Dataset items:
-- -- --

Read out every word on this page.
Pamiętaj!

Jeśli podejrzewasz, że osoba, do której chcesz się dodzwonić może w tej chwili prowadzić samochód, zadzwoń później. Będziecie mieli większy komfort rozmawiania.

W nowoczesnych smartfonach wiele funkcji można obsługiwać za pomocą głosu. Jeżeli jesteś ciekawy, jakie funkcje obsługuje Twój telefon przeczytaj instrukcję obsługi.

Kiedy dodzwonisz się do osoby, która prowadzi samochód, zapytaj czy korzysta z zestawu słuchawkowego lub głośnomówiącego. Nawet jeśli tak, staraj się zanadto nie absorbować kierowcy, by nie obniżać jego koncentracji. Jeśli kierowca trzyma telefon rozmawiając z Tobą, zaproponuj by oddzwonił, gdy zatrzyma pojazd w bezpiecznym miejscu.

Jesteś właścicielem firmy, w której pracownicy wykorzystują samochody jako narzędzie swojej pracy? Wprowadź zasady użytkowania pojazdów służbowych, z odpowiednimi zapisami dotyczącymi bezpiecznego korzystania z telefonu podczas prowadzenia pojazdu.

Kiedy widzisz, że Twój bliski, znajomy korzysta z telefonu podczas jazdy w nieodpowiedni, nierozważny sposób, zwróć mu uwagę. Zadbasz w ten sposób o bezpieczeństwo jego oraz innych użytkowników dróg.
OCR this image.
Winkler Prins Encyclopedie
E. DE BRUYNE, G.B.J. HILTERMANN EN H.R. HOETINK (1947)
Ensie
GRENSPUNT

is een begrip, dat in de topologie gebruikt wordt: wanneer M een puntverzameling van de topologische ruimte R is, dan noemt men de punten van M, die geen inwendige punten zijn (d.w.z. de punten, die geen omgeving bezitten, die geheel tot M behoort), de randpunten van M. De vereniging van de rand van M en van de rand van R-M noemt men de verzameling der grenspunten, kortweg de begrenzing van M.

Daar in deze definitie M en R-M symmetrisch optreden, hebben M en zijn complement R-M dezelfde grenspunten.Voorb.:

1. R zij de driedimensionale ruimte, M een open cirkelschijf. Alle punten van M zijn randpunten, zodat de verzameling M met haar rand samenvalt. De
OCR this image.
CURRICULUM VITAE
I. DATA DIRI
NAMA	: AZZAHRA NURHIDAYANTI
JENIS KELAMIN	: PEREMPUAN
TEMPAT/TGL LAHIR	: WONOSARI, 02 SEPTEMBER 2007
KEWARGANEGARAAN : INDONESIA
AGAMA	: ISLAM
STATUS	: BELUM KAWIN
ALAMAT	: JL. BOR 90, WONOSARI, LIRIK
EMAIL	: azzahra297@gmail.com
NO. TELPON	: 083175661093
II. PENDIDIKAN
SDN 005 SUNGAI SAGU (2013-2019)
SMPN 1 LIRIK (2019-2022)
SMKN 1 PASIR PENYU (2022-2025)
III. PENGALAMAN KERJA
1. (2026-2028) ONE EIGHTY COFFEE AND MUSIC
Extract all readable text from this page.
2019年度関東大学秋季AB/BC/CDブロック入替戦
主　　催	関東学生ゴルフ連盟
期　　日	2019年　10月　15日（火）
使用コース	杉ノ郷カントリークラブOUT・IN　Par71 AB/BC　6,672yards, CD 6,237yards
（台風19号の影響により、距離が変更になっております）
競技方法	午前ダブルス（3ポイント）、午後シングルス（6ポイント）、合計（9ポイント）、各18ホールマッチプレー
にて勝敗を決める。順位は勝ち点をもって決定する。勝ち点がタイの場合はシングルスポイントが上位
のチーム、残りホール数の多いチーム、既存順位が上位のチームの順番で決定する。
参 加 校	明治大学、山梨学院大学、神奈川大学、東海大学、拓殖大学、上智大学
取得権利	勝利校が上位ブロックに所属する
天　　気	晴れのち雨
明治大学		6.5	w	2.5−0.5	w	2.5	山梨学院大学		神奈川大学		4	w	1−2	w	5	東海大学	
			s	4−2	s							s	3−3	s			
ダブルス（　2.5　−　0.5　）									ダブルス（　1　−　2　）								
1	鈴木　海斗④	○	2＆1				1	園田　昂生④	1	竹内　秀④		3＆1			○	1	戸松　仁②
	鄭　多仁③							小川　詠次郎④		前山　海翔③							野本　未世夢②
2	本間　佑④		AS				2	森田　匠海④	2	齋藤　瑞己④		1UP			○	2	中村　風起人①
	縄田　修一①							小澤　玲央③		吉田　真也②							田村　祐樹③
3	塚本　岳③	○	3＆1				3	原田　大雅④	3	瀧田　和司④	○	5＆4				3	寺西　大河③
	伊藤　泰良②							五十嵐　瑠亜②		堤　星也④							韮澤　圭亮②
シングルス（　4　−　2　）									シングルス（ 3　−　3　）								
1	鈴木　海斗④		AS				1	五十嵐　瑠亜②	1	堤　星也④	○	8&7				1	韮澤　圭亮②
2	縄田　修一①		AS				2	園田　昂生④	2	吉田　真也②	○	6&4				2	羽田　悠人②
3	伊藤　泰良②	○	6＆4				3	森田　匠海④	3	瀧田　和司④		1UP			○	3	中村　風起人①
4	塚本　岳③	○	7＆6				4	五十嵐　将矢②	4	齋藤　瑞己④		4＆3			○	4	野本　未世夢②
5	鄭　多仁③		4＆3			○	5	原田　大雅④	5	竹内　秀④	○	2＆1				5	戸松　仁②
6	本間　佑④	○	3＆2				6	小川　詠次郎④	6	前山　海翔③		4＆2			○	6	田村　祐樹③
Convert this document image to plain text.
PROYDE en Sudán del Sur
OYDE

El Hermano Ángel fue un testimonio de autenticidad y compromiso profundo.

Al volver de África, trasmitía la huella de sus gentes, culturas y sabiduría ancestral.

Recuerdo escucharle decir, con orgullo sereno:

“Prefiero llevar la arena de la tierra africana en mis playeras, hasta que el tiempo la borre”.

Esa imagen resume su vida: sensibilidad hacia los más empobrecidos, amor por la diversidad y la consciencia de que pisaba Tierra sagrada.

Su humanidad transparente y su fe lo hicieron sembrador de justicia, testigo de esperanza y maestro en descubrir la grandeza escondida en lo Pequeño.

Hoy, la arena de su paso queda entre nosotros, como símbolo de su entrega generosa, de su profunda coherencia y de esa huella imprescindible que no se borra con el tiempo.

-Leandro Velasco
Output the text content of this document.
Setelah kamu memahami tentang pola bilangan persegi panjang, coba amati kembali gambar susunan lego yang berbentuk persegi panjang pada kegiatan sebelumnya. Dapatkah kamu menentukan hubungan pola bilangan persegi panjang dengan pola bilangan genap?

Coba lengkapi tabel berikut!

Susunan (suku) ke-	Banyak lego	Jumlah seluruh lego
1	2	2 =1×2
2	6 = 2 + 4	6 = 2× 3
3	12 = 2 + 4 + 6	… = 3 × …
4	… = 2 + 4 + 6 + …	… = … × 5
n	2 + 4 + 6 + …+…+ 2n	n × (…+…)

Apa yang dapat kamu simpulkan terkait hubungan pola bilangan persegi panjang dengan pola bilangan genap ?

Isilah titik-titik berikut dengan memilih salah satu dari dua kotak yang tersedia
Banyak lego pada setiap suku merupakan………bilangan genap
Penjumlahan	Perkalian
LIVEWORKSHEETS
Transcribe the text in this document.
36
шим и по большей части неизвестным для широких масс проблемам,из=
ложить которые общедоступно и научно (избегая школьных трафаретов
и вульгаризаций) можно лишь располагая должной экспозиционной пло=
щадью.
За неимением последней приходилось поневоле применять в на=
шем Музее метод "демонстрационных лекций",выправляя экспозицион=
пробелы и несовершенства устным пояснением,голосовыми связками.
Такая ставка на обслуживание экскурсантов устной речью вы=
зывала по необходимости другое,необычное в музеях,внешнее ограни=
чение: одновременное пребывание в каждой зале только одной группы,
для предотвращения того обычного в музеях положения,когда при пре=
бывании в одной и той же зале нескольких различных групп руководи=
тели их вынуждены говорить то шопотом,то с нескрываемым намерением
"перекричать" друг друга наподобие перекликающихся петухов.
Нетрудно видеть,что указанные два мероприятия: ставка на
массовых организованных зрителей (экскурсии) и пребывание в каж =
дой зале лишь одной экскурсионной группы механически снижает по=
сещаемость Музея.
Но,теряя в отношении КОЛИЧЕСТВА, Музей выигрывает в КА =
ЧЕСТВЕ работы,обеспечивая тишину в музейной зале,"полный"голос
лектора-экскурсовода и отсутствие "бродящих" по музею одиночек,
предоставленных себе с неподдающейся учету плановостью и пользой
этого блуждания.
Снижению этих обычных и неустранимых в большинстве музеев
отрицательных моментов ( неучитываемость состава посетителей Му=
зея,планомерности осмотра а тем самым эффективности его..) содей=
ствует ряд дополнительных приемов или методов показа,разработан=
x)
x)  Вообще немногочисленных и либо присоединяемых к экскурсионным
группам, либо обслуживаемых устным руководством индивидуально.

-- -- --

• **Prompt**:
Look for lines containing the string "grenspunten" and copy them all.

• **Completed exercise**:
is een begrip, dat in de topologie gebruikt wordt: wanneer M een puntverzameling van de topologische ruimte R is, dan noemt men de punten van M, die geen inwendige punten zijn (d.w.z. de punten, die geen omgeving bezitten, die geheel tot M behoort), de randpunten van M. De vereniging van de rand van M en van de rand van R-M noemt men de verzameling der grenspunten, kortweg de begrenzing van M.
Daar in deze definitie M en R-M symmetrisch optreden, hebben M en zijn complement R-M dezelfde grenspunten.Voorb.:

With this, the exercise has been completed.